[dm-devel] dm-thin vs lvm performance

Mon Jan 16 12:42:01 UTC 2012

Hi Jagan,

On Thu, Jan 12, 2012 at 04:55:16PM -0800, Jagan Reddy wrote:
> Hi,

> I  recently started using dm-thin module and first of all, thank you
> for the good work. It works great, well documented and the comments
> in the code are very useful.  I tried to run some performance tests
> using a high performance flash device and the performance of dm thin
> is about 30% of LVM performance on a full allocated thin provisioned
> volume. ( ie after all pages/blocks are allocated using
> dd). Performance test does only reads and no writes. 

Thanks very much for taking the time to try thinp out properly.
People testing different scenarios is very useful to us.

You're probably aware that the thinp test suite is available here:

    https://github.com/jthornber/thinp-test-suite

I've added a little set of tests that recreate your scenario here:

    https://github.com/jthornber/thinp-test-suite/blob/master/ramdisk_tests.rb

I used a 2G ramdisk for these tests, and a variety of thinp block
sizes and 'dd' options.  I'll just summarise the main results, also I
should point out that my testing was done on a VM hosted on a 4G
machine, so the machine was under a lot of memory pressure and there
was a lot of variance in the benchmarks.

writes across various volumes
-----------------------------

write1
------

Testing write performance.

dd if=/dev/zero of=/dev/mapper/<thin> oflags=direct bs=64M

zeroing new blocks turned on.

SUPPLIED ENTRIES:

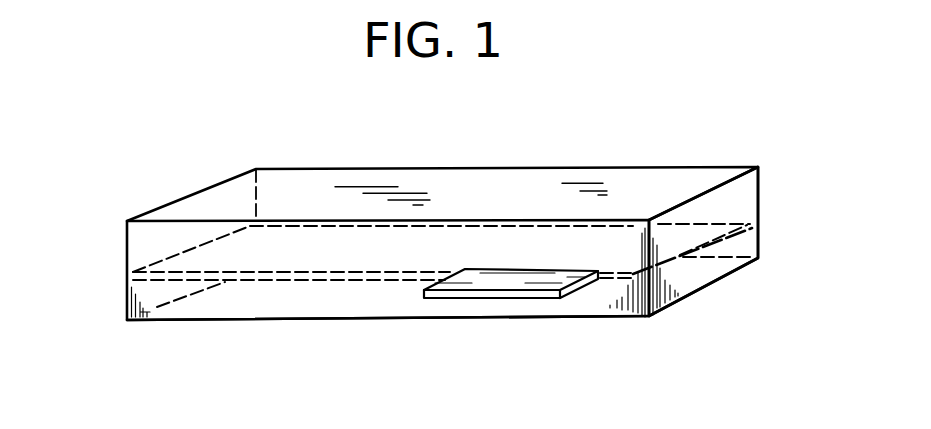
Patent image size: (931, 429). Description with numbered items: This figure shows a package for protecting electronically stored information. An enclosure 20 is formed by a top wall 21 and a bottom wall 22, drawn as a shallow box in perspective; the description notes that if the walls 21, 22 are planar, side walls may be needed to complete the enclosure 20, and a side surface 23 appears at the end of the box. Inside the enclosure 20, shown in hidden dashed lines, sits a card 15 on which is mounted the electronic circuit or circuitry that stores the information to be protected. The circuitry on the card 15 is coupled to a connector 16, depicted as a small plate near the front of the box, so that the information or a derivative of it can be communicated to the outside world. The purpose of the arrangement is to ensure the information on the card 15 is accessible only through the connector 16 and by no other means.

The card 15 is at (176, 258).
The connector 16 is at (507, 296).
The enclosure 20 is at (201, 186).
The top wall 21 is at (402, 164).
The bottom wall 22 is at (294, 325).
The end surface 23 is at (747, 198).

---

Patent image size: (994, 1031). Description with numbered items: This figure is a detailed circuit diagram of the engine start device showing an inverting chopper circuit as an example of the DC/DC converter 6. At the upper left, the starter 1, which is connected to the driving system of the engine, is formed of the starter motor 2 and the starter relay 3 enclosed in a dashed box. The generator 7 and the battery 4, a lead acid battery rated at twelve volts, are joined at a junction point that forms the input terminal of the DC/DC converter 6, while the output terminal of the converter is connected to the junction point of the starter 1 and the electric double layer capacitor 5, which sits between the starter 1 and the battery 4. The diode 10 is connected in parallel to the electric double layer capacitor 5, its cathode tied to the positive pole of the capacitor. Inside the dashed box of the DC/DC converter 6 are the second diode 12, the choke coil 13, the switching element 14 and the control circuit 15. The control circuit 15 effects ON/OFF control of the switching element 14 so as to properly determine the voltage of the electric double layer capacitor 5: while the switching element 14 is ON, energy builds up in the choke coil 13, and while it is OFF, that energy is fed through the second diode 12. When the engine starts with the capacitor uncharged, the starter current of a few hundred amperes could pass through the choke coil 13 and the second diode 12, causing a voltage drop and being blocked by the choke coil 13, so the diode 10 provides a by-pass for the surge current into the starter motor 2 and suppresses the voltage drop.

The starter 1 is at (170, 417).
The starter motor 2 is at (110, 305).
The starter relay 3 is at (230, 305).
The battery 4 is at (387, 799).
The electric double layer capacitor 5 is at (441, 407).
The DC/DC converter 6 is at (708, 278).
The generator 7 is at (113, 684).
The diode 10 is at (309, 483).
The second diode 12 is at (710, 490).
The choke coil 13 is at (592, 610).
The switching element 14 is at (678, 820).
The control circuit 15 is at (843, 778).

WHAT IS ASKED: Please extend the dm-thin versus LVM performance post, picking up right after its last line.

EXPECTED ANSWER:
thinp block size = 64k

| Linear              | 2.2 G/s |
| Unprovisioned thin  | 1.4 G/s |
| Provisioned thin    | 1.9     |
| Snap totally shared | 1.5 G/s |
| Snap no sharing     | 1.9     |

Pretty good.  Not showing the drastic drop that you were seeing.  The
small thinp block size means the snaps perform nicely (not many
copy-on-writes).

write2
------

As test1, but with 8M thinp block size as in your tests.

| Linear              | 2.2 G/s |
| Unprovisioned thin  | 1.5 G/s |
| Provisioned thin    | 2.2     |
| Snap totally shared | 882 Ms  |
| Snap no sharing     | 2.2     | 

Good results, breaking sharing performance is down because the large
block size mean there will be more actual copying incurred.

write3
------

As test2, but no oflags=direct option to dd.

| Linear              | 900 M/s |
| Unprovisioned thin  | 579 M/s |
| Provisioned thin    | 694 M/s |
| Snap totally shared | 510 M/s |
| Snap no sharing     | 654 M/s | 

Alarming.  Results are similar for thinp block size of 64k.

read1
-----

Testing read performance.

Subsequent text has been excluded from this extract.